● **Stated problem**
Look through the lines below and extract each one that contains "conditions".

───── Material for this exercise ─────

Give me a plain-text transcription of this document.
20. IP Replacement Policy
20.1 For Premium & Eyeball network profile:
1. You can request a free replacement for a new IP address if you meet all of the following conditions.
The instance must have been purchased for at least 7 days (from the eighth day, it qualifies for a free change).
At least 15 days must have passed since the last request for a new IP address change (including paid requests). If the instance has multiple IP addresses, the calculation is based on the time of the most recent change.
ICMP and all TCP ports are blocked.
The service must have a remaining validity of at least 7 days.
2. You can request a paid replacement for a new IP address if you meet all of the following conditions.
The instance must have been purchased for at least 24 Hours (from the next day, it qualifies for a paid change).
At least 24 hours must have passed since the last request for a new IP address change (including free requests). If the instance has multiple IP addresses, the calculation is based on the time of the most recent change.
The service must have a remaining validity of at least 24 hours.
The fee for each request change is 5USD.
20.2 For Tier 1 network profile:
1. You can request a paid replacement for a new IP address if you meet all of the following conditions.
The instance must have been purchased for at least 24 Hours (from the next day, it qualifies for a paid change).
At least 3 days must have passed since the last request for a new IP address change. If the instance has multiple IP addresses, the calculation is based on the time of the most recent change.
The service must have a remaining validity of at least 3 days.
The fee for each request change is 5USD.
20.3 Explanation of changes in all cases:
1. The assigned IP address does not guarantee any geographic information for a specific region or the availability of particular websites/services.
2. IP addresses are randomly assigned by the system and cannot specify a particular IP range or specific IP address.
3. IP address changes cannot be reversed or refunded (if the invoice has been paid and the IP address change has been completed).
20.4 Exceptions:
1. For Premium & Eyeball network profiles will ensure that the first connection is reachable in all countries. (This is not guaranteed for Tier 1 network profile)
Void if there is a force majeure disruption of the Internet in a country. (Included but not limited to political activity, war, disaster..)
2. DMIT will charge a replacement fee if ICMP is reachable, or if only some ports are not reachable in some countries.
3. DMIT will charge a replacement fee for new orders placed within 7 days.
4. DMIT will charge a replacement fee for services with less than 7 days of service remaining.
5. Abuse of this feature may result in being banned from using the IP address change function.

─────

● **Response**
1. You can request a free replacement for a new IP address if you meet all of the following conditions.
2. You can request a paid replacement for a new IP address if you meet all of the following conditions.
1. You can request a paid replacement for a new IP address if you meet all of the following conditions.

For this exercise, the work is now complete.